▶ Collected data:
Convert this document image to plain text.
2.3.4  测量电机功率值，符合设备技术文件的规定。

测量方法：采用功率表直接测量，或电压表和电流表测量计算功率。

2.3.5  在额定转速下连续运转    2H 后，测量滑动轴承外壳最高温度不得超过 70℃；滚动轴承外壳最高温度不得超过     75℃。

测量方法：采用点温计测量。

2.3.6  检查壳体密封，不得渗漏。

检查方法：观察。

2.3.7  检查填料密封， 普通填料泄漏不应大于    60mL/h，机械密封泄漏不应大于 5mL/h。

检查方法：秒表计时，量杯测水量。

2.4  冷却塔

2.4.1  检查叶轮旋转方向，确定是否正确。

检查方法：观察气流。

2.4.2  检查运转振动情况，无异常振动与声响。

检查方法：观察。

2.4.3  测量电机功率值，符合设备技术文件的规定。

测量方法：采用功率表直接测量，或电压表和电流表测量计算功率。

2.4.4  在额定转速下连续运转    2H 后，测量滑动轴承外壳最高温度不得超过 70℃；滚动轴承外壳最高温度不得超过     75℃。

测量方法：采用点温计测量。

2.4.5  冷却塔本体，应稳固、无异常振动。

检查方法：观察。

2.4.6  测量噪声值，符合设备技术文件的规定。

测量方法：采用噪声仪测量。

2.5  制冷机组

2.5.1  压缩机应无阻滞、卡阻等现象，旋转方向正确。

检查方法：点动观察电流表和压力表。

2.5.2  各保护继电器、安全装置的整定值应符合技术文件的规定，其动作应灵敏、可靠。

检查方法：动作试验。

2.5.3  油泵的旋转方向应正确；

▶ The exercise: Print every line of the records exactly. Omit nothing.

▶ Solution to the problem:
Convert this document image to plain text.
2.3.4  测量电机功率值，符合设备技术文件的规定。

测量方法：采用功率表直接测量，或电压表和电流表测量计算功率。

2.3.5  在额定转速下连续运转    2H 后，测量滑动轴承外壳最高温度不得超过 70℃；滚动轴承外壳最高温度不得超过     75℃。

测量方法：采用点温计测量。

2.3.6  检查壳体密封，不得渗漏。

检查方法：观察。

2.3.7  检查填料密封， 普通填料泄漏不应大于    60mL/h，机械密封泄漏不应大于 5mL/h。

检查方法：秒表计时，量杯测水量。

2.4  冷却塔

2.4.1  检查叶轮旋转方向，确定是否正确。

检查方法：观察气流。

2.4.2  检查运转振动情况，无异常振动与声响。

检查方法：观察。

2.4.3  测量电机功率值，符合设备技术文件的规定。

测量方法：采用功率表直接测量，或电压表和电流表测量计算功率。

2.4.4  在额定转速下连续运转    2H 后，测量滑动轴承外壳最高温度不得超过 70℃；滚动轴承外壳最高温度不得超过     75℃。

测量方法：采用点温计测量。

2.4.5  冷却塔本体，应稳固、无异常振动。

检查方法：观察。

2.4.6  测量噪声值，符合设备技术文件的规定。

测量方法：采用噪声仪测量。

2.5  制冷机组

2.5.1  压缩机应无阻滞、卡阻等现象，旋转方向正确。

检查方法：点动观察电流表和压力表。

2.5.2  各保护继电器、安全装置的整定值应符合技术文件的规定，其动作应灵敏、可靠。

检查方法：动作试验。

2.5.3  油泵的旋转方向应正确；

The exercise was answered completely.